[Given exercise]:
List every line below containing "this".

A block of data:
════════

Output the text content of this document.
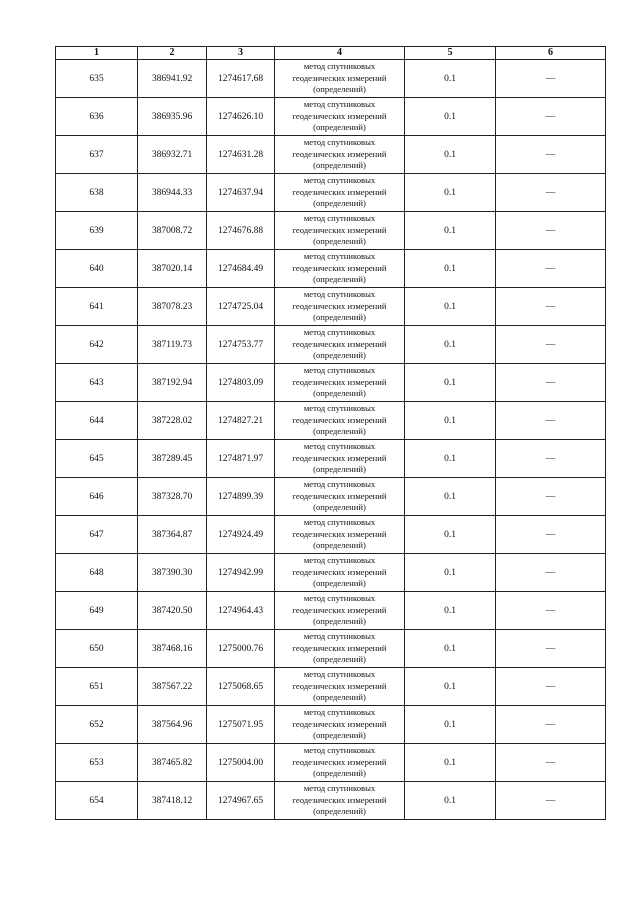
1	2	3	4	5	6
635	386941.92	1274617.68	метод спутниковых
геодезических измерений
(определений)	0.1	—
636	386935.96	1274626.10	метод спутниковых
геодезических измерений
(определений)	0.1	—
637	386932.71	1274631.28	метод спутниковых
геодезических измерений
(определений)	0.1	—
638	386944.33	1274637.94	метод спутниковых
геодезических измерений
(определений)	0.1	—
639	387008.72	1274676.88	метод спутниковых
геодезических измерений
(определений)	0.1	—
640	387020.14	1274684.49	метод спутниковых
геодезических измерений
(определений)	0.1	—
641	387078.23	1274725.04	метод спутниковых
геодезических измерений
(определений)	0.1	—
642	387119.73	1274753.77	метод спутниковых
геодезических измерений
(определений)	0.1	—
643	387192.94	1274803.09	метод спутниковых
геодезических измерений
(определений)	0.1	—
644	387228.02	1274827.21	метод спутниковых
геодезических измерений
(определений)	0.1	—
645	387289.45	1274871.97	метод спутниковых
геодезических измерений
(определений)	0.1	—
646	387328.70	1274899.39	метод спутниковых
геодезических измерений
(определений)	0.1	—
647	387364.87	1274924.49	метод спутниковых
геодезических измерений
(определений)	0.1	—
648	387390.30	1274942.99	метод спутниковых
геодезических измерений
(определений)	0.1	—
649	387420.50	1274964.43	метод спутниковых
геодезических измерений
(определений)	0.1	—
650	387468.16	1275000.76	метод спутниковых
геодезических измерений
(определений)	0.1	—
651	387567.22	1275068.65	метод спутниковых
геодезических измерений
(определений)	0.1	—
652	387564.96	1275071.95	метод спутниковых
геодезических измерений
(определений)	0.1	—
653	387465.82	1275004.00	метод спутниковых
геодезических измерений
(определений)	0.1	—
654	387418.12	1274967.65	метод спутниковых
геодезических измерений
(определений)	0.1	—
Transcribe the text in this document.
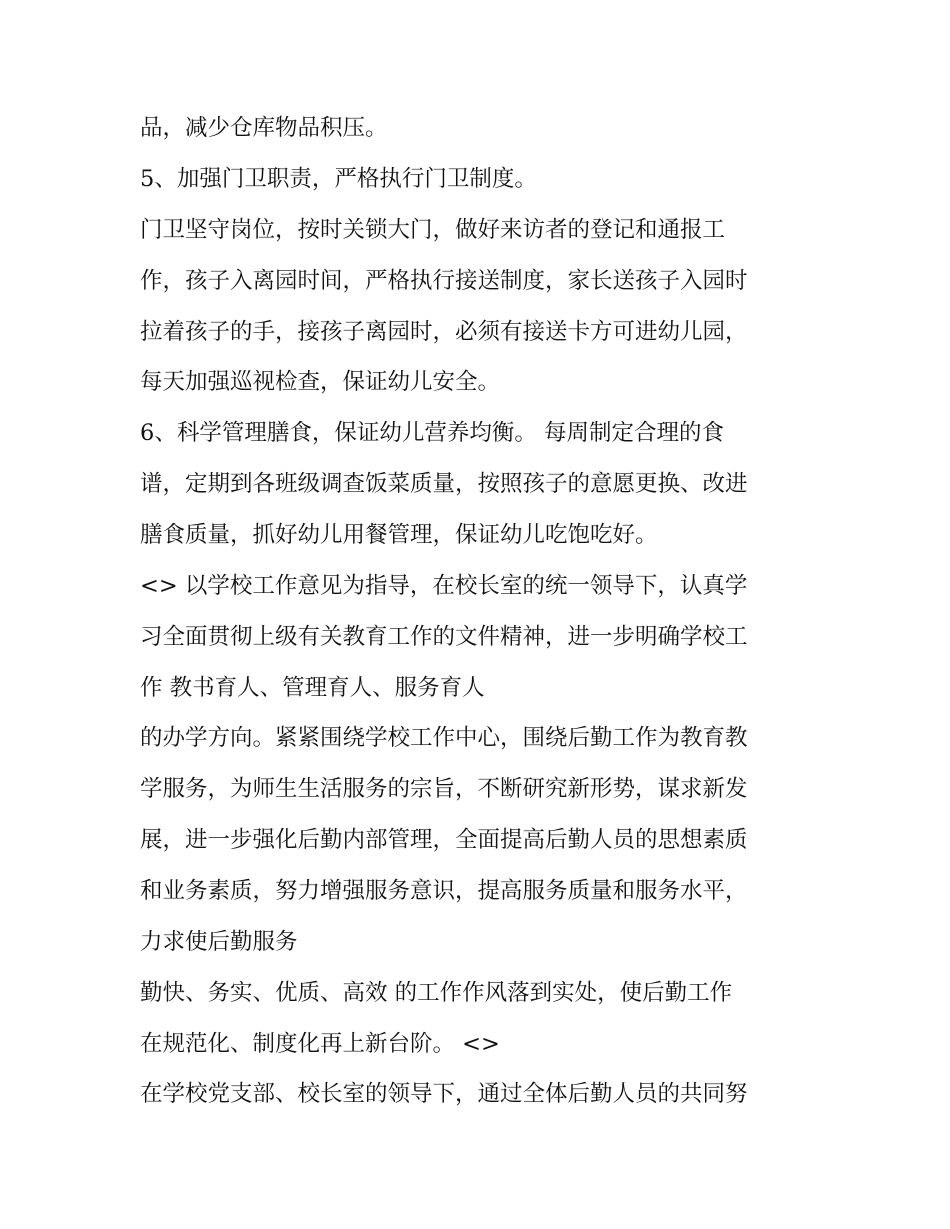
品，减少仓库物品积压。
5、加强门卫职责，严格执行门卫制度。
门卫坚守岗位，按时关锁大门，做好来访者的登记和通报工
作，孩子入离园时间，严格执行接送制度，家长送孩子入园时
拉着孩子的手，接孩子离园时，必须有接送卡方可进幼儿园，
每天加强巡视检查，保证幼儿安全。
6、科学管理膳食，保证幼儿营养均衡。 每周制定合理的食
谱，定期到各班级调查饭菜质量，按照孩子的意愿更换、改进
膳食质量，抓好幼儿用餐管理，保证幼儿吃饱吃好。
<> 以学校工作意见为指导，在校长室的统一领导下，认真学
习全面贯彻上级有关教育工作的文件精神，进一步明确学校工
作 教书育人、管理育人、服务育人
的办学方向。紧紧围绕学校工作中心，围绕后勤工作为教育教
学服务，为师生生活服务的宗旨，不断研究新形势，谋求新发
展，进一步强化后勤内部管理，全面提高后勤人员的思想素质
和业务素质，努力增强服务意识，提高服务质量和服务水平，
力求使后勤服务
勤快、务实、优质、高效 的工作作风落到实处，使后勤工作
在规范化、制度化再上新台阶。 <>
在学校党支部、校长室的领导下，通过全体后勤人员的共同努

════════

[Final result]:
Output the text content of this document.
Transcribe the text in this document.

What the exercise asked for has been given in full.